■ WHAT IS REQUIRED: All entries should be output exactly as they stand.

■ PROVIDED MATERIAL:
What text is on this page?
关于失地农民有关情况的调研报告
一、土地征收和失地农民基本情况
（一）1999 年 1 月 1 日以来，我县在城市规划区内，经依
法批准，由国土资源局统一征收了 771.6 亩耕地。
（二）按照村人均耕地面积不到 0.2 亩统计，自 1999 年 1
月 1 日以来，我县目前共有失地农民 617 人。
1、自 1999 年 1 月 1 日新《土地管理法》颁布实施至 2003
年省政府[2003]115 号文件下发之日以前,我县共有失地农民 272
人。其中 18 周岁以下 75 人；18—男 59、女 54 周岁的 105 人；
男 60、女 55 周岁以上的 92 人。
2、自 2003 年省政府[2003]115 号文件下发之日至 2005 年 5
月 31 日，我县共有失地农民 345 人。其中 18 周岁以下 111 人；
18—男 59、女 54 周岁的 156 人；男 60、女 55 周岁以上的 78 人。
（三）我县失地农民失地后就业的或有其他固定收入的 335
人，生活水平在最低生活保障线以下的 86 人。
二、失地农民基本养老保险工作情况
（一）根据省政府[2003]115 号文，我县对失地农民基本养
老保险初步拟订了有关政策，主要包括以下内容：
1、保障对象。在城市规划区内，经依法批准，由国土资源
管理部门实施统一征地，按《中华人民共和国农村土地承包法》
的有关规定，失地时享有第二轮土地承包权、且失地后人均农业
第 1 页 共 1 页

■ SOLUTION FOR THIS EXERCISE:
What text is on this page?
关于失地农民有关情况的调研报告
一、土地征收和失地农民基本情况
（一）1999 年 1 月 1 日以来，我县在城市规划区内，经依
法批准，由国土资源局统一征收了 771.6 亩耕地。
（二）按照村人均耕地面积不到 0.2 亩统计，自 1999 年 1
月 1 日以来，我县目前共有失地农民 617 人。
1、自 1999 年 1 月 1 日新《土地管理法》颁布实施至 2003
年省政府[2003]115 号文件下发之日以前,我县共有失地农民 272
人。其中 18 周岁以下 75 人；18—男 59、女 54 周岁的 105 人；
男 60、女 55 周岁以上的 92 人。
2、自 2003 年省政府[2003]115 号文件下发之日至 2005 年 5
月 31 日，我县共有失地农民 345 人。其中 18 周岁以下 111 人；
18—男 59、女 54 周岁的 156 人；男 60、女 55 周岁以上的 78 人。
（三）我县失地农民失地后就业的或有其他固定收入的 335
人，生活水平在最低生活保障线以下的 86 人。
二、失地农民基本养老保险工作情况
（一）根据省政府[2003]115 号文，我县对失地农民基本养
老保险初步拟订了有关政策，主要包括以下内容：
1、保障对象。在城市规划区内，经依法批准，由国土资源
管理部门实施统一征地，按《中华人民共和国农村土地承包法》
的有关规定，失地时享有第二轮土地承包权、且失地后人均农业
第 1 页 共 1 页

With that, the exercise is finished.